### Work to complete
Where the data below has the string "Standard", return the whole line.

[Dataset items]

——————

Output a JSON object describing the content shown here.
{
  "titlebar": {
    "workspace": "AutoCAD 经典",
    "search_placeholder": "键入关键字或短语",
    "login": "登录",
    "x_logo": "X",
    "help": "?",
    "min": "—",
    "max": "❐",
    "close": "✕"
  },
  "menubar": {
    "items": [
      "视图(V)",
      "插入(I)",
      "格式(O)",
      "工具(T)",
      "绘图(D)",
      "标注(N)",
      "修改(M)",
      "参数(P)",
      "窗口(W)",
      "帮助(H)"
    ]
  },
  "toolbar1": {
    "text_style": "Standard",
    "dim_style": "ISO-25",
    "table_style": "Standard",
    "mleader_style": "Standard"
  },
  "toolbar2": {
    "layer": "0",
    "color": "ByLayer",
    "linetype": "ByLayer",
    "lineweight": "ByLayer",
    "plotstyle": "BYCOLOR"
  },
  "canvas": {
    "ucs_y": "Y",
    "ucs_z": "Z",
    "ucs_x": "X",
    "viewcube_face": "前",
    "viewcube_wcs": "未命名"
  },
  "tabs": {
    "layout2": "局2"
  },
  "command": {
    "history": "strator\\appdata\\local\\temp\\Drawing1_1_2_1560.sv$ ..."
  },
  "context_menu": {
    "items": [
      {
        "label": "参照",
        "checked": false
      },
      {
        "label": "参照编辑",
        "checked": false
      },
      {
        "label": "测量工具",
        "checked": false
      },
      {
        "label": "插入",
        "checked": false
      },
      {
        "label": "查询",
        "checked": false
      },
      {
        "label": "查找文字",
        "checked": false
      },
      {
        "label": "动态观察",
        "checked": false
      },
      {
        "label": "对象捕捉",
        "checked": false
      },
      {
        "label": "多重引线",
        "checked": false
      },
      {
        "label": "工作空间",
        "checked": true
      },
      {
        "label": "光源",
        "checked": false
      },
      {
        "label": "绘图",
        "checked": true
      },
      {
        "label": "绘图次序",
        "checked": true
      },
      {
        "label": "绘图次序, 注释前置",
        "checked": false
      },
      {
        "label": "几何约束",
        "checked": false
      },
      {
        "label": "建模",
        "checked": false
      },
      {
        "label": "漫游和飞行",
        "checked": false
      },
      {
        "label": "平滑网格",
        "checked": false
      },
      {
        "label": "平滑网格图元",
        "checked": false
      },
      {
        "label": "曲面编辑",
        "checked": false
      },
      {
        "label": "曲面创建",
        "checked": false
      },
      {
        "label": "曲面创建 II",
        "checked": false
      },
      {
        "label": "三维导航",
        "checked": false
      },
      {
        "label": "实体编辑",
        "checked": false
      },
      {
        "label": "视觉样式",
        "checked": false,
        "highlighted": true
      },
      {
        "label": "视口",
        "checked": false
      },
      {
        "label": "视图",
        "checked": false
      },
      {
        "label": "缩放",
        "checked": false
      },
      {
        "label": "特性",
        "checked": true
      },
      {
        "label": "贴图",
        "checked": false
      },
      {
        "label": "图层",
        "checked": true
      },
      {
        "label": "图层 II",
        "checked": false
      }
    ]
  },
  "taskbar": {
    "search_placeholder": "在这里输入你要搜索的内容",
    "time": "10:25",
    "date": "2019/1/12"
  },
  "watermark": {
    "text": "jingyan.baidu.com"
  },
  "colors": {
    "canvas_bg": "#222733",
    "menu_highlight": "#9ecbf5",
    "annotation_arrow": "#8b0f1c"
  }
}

——————

### The reply
    "text_style": "Standard",
    "table_style": "Standard",
    "mleader_style": "Standard"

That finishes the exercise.